Transcribe the full listing below exactly.

* * * * *

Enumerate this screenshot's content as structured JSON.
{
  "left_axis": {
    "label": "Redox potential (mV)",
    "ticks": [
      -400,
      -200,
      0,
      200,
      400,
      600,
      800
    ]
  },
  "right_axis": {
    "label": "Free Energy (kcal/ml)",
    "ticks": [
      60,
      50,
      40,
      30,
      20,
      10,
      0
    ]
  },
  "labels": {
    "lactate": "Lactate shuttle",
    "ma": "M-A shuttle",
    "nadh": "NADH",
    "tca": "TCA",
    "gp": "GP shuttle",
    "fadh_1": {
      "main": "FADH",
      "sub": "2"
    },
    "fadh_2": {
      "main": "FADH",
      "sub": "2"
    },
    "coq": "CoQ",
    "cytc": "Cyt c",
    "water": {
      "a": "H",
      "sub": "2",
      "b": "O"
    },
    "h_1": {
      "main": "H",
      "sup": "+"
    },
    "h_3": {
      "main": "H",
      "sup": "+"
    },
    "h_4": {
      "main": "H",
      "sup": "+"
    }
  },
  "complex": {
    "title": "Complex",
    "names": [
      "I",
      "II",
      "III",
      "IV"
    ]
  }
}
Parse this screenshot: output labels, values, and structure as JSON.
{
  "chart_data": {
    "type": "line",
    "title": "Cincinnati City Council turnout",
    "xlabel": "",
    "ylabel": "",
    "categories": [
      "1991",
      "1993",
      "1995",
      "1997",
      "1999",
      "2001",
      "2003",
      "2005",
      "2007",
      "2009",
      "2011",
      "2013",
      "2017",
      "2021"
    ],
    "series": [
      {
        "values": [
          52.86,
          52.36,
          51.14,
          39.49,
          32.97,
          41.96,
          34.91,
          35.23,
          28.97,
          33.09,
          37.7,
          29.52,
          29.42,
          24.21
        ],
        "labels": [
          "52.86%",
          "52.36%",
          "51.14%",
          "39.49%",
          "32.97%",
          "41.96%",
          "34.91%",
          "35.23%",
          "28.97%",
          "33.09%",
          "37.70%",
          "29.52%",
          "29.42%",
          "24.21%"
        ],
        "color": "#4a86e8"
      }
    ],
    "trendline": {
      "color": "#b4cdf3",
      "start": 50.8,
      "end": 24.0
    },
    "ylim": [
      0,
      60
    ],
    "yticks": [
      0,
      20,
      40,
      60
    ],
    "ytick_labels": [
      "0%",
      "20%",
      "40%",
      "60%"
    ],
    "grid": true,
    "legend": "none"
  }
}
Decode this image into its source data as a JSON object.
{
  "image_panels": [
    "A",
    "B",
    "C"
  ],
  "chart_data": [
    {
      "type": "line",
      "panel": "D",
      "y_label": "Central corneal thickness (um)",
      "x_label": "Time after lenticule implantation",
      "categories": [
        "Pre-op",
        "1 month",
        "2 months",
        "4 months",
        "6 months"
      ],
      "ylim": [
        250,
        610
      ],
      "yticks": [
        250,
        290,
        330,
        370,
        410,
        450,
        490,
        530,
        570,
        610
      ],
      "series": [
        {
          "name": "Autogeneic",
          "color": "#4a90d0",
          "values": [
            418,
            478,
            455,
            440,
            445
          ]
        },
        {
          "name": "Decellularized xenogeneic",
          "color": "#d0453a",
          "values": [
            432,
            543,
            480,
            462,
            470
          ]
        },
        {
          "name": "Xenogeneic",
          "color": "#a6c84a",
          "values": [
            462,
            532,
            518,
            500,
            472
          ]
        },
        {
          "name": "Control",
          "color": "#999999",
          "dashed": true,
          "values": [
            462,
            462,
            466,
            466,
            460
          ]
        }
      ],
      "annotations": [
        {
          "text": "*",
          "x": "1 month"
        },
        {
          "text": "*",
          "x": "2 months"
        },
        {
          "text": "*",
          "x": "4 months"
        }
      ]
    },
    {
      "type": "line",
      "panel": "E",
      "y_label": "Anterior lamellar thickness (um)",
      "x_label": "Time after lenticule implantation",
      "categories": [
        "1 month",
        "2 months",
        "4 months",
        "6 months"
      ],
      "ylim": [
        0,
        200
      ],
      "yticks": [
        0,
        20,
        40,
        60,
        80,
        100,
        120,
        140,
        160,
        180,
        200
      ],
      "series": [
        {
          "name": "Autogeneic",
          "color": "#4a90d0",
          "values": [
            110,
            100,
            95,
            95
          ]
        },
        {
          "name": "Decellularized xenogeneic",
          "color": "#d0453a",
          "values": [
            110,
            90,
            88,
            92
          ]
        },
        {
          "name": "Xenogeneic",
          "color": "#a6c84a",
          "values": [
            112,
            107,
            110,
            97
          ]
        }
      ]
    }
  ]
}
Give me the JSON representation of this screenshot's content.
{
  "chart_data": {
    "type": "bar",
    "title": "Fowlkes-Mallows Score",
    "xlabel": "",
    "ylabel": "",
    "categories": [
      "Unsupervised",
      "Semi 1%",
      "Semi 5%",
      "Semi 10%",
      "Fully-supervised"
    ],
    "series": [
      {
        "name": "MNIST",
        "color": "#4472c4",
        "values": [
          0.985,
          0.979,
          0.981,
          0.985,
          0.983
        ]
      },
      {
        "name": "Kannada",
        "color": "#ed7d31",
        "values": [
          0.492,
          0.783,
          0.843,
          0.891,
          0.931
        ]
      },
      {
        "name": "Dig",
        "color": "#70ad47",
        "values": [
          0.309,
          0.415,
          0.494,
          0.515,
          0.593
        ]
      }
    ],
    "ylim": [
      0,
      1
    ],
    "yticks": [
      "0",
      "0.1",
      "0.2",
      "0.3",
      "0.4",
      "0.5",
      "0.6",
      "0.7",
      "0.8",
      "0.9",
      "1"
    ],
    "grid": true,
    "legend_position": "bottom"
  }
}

* * * * *

(RESULT BELOW):
Enumerate this screenshot's content as structured JSON.
{
  "left_axis": {
    "label": "Redox potential (mV)",
    "ticks": [
      -400,
      -200,
      0,
      200,
      400,
      600,
      800
    ]
  },
  "right_axis": {
    "label": "Free Energy (kcal/ml)",
    "ticks": [
      60,
      50,
      40,
      30,
      20,
      10,
      0
    ]
  },
  "labels": {
    "lactate": "Lactate shuttle",
    "ma": "M-A shuttle",
    "nadh": "NADH",
    "tca": "TCA",
    "gp": "GP shuttle",
    "fadh_1": {
      "main": "FADH",
      "sub": "2"
    },
    "fadh_2": {
      "main": "FADH",
      "sub": "2"
    },
    "coq": "CoQ",
    "cytc": "Cyt c",
    "water": {
      "a": "H",
      "sub": "2",
      "b": "O"
    },
    "h_1": {
      "main": "H",
      "sup": "+"
    },
    "h_3": {
      "main": "H",
      "sup": "+"
    },
    "h_4": {
      "main": "H",
      "sup": "+"
    }
  },
  "complex": {
    "title": "Complex",
    "names": [
      "I",
      "II",
      "III",
      "IV"
    ]
  }
}
Parse this screenshot: output labels, values, and structure as JSON.
{
  "chart_data": {
    "type": "line",
    "title": "Cincinnati City Council turnout",
    "xlabel": "",
    "ylabel": "",
    "categories": [
      "1991",
      "1993",
      "1995",
      "1997",
      "1999",
      "2001",
      "2003",
      "2005",
      "2007",
      "2009",
      "2011",
      "2013",
      "2017",
      "2021"
    ],
    "series": [
      {
        "values": [
          52.86,
          52.36,
          51.14,
          39.49,
          32.97,
          41.96,
          34.91,
          35.23,
          28.97,
          33.09,
          37.7,
          29.52,
          29.42,
          24.21
        ],
        "labels": [
          "52.86%",
          "52.36%",
          "51.14%",
          "39.49%",
          "32.97%",
          "41.96%",
          "34.91%",
          "35.23%",
          "28.97%",
          "33.09%",
          "37.70%",
          "29.52%",
          "29.42%",
          "24.21%"
        ],
        "color": "#4a86e8"
      }
    ],
    "trendline": {
      "color": "#b4cdf3",
      "start": 50.8,
      "end": 24.0
    },
    "ylim": [
      0,
      60
    ],
    "yticks": [
      0,
      20,
      40,
      60
    ],
    "ytick_labels": [
      "0%",
      "20%",
      "40%",
      "60%"
    ],
    "grid": true,
    "legend": "none"
  }
}
Decode this image into its source data as a JSON object.
{
  "image_panels": [
    "A",
    "B",
    "C"
  ],
  "chart_data": [
    {
      "type": "line",
      "panel": "D",
      "y_label": "Central corneal thickness (um)",
      "x_label": "Time after lenticule implantation",
      "categories": [
        "Pre-op",
        "1 month",
        "2 months",
        "4 months",
        "6 months"
      ],
      "ylim": [
        250,
        610
      ],
      "yticks": [
        250,
        290,
        330,
        370,
        410,
        450,
        490,
        530,
        570,
        610
      ],
      "series": [
        {
          "name": "Autogeneic",
          "color": "#4a90d0",
          "values": [
            418,
            478,
            455,
            440,
            445
          ]
        },
        {
          "name": "Decellularized xenogeneic",
          "color": "#d0453a",
          "values": [
            432,
            543,
            480,
            462,
            470
          ]
        },
        {
          "name": "Xenogeneic",
          "color": "#a6c84a",
          "values": [
            462,
            532,
            518,
            500,
            472
          ]
        },
        {
          "name": "Control",
          "color": "#999999",
          "dashed": true,
          "values": [
            462,
            462,
            466,
            466,
            460
          ]
        }
      ],
      "annotations": [
        {
          "text": "*",
          "x": "1 month"
        },
        {
          "text": "*",
          "x": "2 months"
        },
        {
          "text": "*",
          "x": "4 months"
        }
      ]
    },
    {
      "type": "line",
      "panel": "E",
      "y_label": "Anterior lamellar thickness (um)",
      "x_label": "Time after lenticule implantation",
      "categories": [
        "1 month",
        "2 months",
        "4 months",
        "6 months"
      ],
      "ylim": [
        0,
        200
      ],
      "yticks": [
        0,
        20,
        40,
        60,
        80,
        100,
        120,
        140,
        160,
        180,
        200
      ],
      "series": [
        {
          "name": "Autogeneic",
          "color": "#4a90d0",
          "values": [
            110,
            100,
            95,
            95
          ]
        },
        {
          "name": "Decellularized xenogeneic",
          "color": "#d0453a",
          "values": [
            110,
            90,
            88,
            92
          ]
        },
        {
          "name": "Xenogeneic",
          "color": "#a6c84a",
          "values": [
            112,
            107,
            110,
            97
          ]
        }
      ]
    }
  ]
}
Give me the JSON representation of this screenshot's content.
{
  "chart_data": {
    "type": "bar",
    "title": "Fowlkes-Mallows Score",
    "xlabel": "",
    "ylabel": "",
    "categories": [
      "Unsupervised",
      "Semi 1%",
      "Semi 5%",
      "Semi 10%",
      "Fully-supervised"
    ],
    "series": [
      {
        "name": "MNIST",
        "color": "#4472c4",
        "values": [
          0.985,
          0.979,
          0.981,
          0.985,
          0.983
        ]
      },
      {
        "name": "Kannada",
        "color": "#ed7d31",
        "values": [
          0.492,
          0.783,
          0.843,
          0.891,
          0.931
        ]
      },
      {
        "name": "Dig",
        "color": "#70ad47",
        "values": [
          0.309,
          0.415,
          0.494,
          0.515,
          0.593
        ]
      }
    ],
    "ylim": [
      0,
      1
    ],
    "yticks": [
      "0",
      "0.1",
      "0.2",
      "0.3",
      "0.4",
      "0.5",
      "0.6",
      "0.7",
      "0.8",
      "0.9",
      "1"
    ],
    "grid": true,
    "legend_position": "bottom"
  }
}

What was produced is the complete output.